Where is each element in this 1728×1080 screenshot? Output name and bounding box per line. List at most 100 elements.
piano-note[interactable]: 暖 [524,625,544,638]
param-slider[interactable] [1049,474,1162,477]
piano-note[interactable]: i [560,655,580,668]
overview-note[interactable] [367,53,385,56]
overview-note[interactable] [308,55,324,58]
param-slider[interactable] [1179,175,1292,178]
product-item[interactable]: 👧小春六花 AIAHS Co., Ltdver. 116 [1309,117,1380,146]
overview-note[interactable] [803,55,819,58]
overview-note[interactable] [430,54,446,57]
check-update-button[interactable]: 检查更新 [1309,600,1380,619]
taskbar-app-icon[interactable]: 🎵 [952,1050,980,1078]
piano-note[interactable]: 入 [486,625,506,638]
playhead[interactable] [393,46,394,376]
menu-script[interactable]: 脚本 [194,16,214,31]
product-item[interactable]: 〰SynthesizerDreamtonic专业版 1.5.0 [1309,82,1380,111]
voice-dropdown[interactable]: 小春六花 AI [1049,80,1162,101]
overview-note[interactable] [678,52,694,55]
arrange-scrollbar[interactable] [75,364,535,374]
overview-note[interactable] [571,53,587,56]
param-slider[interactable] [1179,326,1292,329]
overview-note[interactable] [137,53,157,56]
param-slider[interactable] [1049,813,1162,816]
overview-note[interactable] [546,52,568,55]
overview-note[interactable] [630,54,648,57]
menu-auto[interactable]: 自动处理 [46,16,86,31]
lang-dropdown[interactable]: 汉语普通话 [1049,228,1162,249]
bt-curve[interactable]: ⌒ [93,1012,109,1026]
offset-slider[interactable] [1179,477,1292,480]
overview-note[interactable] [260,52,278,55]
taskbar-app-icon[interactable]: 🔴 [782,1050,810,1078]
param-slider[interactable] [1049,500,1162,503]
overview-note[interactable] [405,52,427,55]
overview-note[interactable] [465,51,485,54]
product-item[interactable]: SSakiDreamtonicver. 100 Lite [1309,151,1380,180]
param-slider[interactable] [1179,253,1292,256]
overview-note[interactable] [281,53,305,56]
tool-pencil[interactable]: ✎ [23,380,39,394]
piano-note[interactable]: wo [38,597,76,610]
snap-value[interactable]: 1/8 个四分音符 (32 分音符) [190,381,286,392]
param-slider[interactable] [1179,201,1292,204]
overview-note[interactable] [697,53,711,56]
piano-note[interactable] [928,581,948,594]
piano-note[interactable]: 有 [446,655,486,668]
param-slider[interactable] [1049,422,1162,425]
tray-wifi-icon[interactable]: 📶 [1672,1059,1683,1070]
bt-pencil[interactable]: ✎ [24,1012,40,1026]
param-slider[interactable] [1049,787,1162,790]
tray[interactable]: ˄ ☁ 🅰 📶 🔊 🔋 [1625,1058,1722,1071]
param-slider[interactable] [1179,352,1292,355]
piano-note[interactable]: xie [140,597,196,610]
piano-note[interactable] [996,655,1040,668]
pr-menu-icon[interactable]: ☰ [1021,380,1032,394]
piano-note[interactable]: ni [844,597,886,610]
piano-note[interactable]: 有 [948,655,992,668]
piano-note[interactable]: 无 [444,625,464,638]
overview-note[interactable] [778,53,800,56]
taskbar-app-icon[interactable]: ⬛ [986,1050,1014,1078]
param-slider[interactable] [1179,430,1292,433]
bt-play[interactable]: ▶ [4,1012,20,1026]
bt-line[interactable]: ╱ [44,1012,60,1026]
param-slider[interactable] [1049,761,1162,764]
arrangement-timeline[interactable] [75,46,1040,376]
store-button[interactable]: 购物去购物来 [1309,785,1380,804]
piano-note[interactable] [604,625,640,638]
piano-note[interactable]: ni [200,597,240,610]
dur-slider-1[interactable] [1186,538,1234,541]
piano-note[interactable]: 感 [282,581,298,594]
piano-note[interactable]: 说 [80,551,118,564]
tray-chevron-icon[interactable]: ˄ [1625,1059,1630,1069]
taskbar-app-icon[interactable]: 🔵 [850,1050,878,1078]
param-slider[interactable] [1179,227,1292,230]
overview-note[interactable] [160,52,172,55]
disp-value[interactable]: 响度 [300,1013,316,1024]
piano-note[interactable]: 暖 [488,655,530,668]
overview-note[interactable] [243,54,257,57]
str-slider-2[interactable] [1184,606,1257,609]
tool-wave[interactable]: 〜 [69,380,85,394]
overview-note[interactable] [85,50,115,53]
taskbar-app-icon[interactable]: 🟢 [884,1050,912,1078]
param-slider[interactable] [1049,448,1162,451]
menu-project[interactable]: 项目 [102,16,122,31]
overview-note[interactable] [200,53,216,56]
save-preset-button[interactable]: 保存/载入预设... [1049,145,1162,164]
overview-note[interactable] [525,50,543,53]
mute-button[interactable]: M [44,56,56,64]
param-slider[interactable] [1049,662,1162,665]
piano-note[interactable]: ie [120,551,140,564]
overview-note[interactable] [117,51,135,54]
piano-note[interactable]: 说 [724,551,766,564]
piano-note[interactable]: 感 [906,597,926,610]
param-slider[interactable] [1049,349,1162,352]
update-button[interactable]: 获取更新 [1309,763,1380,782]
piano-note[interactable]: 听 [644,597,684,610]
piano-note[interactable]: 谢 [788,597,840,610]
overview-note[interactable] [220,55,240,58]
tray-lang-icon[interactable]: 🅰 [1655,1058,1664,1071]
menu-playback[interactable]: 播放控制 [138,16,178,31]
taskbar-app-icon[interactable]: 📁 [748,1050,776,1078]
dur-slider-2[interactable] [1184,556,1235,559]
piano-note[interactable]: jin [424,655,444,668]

────────────────

● **Aim of the task**: Put every line of the records above into a JSON list of strings, one string per line, and leave out any blank lines.

● **Written answer**:
[
  "Where is each element in this 1728×1080 screenshot? Output name and bounding box per line. List at most 100 elements.",
  "piano-note[interactable]: 暖 [524,625,544,638]",
  "param-slider[interactable] [1049,474,1162,477]",
  "piano-note[interactable]: i [560,655,580,668]",
  "overview-note[interactable] [367,53,385,56]",
  "overview-note[interactable] [308,55,324,58]",
  "param-slider[interactable] [1179,175,1292,178]",
  "product-item[interactable]: 👧小春六花 AIAHS Co., Ltdver. 116 [1309,117,1380,146]",
  "overview-note[interactable] [803,55,819,58]",
  "overview-note[interactable] [430,54,446,57]",
  "check-update-button[interactable]: 检查更新 [1309,600,1380,619]",
  "taskbar-app-icon[interactable]: 🎵 [952,1050,980,1078]",
  "piano-note[interactable]: 入 [486,625,506,638]",
  "playhead[interactable] [393,46,394,376]",
  "menu-script[interactable]: 脚本 [194,16,214,31]",
  "product-item[interactable]: 〰SynthesizerDreamtonic专业版 1.5.0 [1309,82,1380,111]",
  "voice-dropdown[interactable]: 小春六花 AI [1049,80,1162,101]",
  "overview-note[interactable] [678,52,694,55]",
  "arrange-scrollbar[interactable] [75,364,535,374]",
  "overview-note[interactable] [571,53,587,56]",
  "param-slider[interactable] [1179,326,1292,329]",
  "overview-note[interactable] [137,53,157,56]",
  "param-slider[interactable] [1049,813,1162,816]",
  "overview-note[interactable] [546,52,568,55]",
  "overview-note[interactable] [630,54,648,57]",
  "menu-auto[interactable]: 自动处理 [46,16,86,31]",
  "lang-dropdown[interactable]: 汉语普通话 [1049,228,1162,249]",
  "bt-curve[interactable]: ⌒ [93,1012,109,1026]",
  "offset-slider[interactable] [1179,477,1292,480]",
  "overview-note[interactable] [260,52,278,55]",
  "taskbar-app-icon[interactable]: 🔴 [782,1050,810,1078]",
  "param-slider[interactable] [1049,500,1162,503]",
  "overview-note[interactable] [405,52,427,55]",
  "overview-note[interactable] [465,51,485,54]",
  "product-item[interactable]: SSakiDreamtonicver. 100 Lite [1309,151,1380,180]",
  "param-slider[interactable] [1179,253,1292,256]",
  "overview-note[interactable] [281,53,305,56]",
  "tool-pencil[interactable]: ✎ [23,380,39,394]",
  "piano-note[interactable]: wo [38,597,76,610]",
  "snap-value[interactable]: 1/8 个四分音符 (32 分音符) [190,381,286,392]",
  "param-slider[interactable] [1179,201,1292,204]",
  "overview-note[interactable] [697,53,711,56]",
  "piano-note[interactable] [928,581,948,594]",
  "piano-note[interactable]: 有 [446,655,486,668]",
  "param-slider[interactable] [1049,422,1162,425]",
  "tray-wifi-icon[interactable]: 📶 [1672,1059,1683,1070]",
  "bt-pencil[interactable]: ✎ [24,1012,40,1026]",
  "param-slider[interactable] [1049,787,1162,790]",
  "tray[interactable]: ˄ ☁ 🅰 📶 🔊 🔋 [1625,1058,1722,1071]",
  "param-slider[interactable] [1179,352,1292,355]",
  "piano-note[interactable]: xie [140,597,196,610]",
  "piano-note[interactable] [996,655,1040,668]",
  "pr-menu-icon[interactable]: ☰ [1021,380,1032,394]",
  "piano-note[interactable]: ni [844,597,886,610]",
  "piano-note[interactable]: 有 [948,655,992,668]",
  "piano-note[interactable]: 无 [444,625,464,638]",
  "overview-note[interactable] [778,53,800,56]",
  "taskbar-app-icon[interactable]: ⬛ [986,1050,1014,1078]",
  "param-slider[interactable] [1179,430,1292,433]",
  "bt-play[interactable]: ▶ [4,1012,20,1026]",
  "bt-line[interactable]: ╱ [44,1012,60,1026]",
  "param-slider[interactable] [1049,761,1162,764]",
  "arrangement-timeline[interactable] [75,46,1040,376]",
  "store-button[interactable]: 购物去购物来 [1309,785,1380,804]",
  "piano-note[interactable] [604,625,640,638]",
  "piano-note[interactable]: ni [200,597,240,610]",
  "dur-slider-1[interactable] [1186,538,1234,541]",
  "piano-note[interactable]: 感 [282,581,298,594]",
  "piano-note[interactable]: 说 [80,551,118,564]",
  "tray-chevron-icon[interactable]: ˄ [1625,1059,1630,1069]",
  "taskbar-app-icon[interactable]: 🔵 [850,1050,878,1078]",
  "param-slider[interactable] [1179,227,1292,230]",
  "overview-note[interactable] [160,52,172,55]",
  "disp-value[interactable]: 响度 [300,1013,316,1024]",
  "piano-note[interactable]: 暖 [488,655,530,668]",
  "overview-note[interactable] [243,54,257,57]",
  "str-slider-2[interactable] [1184,606,1257,609]",
  "tool-wave[interactable]: 〜 [69,380,85,394]",
  "overview-note[interactable] [85,50,115,53]",
  "taskbar-app-icon[interactable]: 🟢 [884,1050,912,1078]",
  "param-slider[interactable] [1049,448,1162,451]",
  "menu-project[interactable]: 项目 [102,16,122,31]",
  "overview-note[interactable] [200,53,216,56]",
  "save-preset-button[interactable]: 保存/载入预设... [1049,145,1162,164]",
  "overview-note[interactable] [525,50,543,53]",
  "mute-button[interactable]: M [44,56,56,64]",
  "param-slider[interactable] [1049,662,1162,665]",
  "piano-note[interactable]: ie [120,551,140,564]",
  "overview-note[interactable] [117,51,135,54]",
  "piano-note[interactable]: 说 [724,551,766,564]",
  "piano-note[interactable]: 感 [906,597,926,610]",
  "param-slider[interactable] [1049,349,1162,352]",
  "update-button[interactable]: 获取更新 [1309,763,1380,782]",
  "piano-note[interactable]: 听 [644,597,684,610]",
  "piano-note[interactable]: 谢 [788,597,840,610]",
  "overview-note[interactable] [220,55,240,58]",
  "tray-lang-icon[interactable]: 🅰 [1655,1058,1664,1071]",
  "menu-playback[interactable]: 播放控制 [138,16,178,31]",
  "taskbar-app-icon[interactable]: 📁 [748,1050,776,1078]",
  "dur-slider-2[interactable] [1184,556,1235,559]",
  "piano-note[interactable]: jin [424,655,444,668]"
]